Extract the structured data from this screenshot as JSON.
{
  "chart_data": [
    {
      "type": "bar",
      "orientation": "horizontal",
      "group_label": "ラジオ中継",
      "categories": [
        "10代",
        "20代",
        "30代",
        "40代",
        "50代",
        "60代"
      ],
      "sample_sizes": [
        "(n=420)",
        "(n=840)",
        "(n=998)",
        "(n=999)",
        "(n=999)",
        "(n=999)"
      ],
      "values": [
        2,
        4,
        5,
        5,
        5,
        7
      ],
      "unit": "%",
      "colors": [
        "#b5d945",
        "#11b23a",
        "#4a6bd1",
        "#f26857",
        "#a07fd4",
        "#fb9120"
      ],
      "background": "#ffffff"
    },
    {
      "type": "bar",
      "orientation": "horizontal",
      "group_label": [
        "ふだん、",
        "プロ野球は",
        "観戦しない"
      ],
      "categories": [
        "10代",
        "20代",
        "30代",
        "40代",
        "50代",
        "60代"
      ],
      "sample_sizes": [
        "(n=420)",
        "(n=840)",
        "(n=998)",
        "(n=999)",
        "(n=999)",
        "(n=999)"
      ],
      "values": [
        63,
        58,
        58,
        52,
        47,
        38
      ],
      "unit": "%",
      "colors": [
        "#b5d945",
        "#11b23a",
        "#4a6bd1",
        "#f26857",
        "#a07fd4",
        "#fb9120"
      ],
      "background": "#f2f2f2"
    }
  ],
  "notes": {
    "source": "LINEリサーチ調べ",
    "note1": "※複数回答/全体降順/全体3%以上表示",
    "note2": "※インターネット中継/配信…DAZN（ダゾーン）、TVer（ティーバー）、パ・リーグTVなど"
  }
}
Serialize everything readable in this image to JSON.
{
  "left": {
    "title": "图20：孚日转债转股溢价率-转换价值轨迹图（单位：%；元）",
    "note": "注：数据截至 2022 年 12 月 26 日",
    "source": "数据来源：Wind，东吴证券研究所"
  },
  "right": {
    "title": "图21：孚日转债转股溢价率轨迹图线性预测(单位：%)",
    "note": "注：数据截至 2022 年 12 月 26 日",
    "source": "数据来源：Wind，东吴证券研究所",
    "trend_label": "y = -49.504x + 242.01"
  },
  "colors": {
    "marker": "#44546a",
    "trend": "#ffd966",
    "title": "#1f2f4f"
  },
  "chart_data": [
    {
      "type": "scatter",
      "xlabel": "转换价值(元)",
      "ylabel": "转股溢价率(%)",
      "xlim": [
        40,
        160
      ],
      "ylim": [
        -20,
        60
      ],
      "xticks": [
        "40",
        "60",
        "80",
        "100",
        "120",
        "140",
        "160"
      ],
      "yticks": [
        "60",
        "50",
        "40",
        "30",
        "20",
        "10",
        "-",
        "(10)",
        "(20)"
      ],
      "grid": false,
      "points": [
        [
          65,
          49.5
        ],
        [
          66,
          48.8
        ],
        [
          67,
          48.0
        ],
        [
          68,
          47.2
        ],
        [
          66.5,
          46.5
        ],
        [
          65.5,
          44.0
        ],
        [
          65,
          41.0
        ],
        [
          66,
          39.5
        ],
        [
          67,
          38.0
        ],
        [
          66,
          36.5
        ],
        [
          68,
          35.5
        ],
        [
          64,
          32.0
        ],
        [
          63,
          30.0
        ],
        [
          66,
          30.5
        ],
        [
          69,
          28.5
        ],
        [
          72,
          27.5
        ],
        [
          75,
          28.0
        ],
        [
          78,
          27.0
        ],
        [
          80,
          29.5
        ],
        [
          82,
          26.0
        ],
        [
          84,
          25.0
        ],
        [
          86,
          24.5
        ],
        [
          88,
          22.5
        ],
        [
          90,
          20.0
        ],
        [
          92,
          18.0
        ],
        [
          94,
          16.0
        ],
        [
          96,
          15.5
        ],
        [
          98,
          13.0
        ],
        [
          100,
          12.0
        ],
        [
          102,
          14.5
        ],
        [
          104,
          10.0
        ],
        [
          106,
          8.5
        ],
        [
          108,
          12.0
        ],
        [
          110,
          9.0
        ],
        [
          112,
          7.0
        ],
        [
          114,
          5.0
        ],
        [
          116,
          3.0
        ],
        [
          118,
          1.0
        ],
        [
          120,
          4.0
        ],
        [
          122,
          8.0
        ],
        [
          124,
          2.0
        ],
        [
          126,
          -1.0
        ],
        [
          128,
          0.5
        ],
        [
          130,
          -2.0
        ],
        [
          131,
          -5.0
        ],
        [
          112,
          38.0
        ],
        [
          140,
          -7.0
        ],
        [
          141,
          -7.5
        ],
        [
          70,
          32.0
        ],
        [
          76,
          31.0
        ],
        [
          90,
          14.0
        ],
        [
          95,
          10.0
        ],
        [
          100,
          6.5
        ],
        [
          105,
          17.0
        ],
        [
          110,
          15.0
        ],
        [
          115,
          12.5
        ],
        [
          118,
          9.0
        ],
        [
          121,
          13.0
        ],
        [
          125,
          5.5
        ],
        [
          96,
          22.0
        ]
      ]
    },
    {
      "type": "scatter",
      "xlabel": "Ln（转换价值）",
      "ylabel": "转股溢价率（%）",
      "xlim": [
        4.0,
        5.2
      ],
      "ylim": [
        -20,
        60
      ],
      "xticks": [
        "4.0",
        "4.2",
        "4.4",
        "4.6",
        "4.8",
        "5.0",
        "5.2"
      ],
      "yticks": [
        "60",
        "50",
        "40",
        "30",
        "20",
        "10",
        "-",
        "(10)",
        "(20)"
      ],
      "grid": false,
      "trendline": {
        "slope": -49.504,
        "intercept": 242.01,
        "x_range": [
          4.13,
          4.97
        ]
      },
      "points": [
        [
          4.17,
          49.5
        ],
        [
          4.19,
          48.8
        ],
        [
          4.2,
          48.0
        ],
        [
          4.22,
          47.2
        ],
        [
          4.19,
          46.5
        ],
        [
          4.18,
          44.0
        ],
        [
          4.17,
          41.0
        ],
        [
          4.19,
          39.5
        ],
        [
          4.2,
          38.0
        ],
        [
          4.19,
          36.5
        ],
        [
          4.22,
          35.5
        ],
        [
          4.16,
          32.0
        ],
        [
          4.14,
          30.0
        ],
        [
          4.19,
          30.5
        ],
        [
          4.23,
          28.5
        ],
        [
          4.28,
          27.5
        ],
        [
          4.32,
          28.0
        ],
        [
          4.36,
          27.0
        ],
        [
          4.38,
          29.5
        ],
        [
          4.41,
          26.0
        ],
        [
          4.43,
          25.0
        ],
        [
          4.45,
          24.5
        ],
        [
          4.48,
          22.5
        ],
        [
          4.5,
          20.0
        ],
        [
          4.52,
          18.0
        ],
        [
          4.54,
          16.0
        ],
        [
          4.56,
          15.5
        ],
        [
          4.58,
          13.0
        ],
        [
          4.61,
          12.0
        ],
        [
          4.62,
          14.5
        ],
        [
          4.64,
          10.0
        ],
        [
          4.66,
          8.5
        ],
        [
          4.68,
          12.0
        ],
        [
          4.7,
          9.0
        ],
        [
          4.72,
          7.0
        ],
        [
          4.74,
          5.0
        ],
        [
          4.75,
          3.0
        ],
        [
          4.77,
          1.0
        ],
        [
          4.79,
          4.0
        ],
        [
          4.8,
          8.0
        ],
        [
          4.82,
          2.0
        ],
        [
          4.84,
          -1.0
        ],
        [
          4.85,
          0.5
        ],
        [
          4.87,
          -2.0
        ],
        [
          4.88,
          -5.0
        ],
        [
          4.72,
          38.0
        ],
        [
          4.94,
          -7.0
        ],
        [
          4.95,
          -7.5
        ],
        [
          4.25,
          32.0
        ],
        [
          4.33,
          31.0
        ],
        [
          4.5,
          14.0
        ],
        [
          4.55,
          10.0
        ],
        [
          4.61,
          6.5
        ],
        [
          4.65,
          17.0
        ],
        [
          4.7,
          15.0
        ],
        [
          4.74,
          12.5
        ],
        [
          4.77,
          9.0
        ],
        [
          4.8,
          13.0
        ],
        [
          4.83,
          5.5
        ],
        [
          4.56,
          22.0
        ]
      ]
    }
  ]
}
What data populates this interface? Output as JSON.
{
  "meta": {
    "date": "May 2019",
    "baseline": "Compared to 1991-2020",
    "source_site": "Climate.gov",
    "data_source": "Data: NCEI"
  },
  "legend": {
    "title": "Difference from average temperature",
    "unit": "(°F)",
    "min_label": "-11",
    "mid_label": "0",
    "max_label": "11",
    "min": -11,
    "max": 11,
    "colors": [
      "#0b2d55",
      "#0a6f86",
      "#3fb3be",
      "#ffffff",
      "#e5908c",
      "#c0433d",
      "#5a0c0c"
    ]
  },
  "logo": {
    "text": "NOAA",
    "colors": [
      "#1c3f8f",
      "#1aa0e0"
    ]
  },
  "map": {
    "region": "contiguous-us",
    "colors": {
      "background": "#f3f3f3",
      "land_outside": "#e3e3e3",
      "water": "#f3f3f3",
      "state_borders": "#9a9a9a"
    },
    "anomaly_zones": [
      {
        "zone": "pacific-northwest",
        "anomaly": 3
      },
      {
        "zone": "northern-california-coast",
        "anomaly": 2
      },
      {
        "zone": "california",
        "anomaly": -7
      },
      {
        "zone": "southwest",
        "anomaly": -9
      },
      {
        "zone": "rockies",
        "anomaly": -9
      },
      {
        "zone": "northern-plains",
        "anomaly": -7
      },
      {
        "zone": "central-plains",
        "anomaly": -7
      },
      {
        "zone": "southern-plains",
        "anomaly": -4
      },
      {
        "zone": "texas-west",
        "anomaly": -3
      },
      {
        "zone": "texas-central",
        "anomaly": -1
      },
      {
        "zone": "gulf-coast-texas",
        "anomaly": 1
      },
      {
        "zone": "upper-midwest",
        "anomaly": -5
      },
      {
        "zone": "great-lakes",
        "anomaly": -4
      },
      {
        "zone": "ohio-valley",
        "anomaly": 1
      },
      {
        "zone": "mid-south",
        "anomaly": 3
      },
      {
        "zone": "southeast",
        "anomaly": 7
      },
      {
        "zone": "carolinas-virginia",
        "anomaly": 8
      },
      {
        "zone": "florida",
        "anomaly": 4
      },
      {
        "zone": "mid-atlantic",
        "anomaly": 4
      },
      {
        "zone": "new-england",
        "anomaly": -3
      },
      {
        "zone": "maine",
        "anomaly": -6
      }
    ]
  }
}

================

-- SHORT TASK --
Filter lines by "from" and return each hit.

-- EXERCISE SOLUTION --
Extract the structured data from this screenshot as JSON.
    "title": "Difference from average temperature",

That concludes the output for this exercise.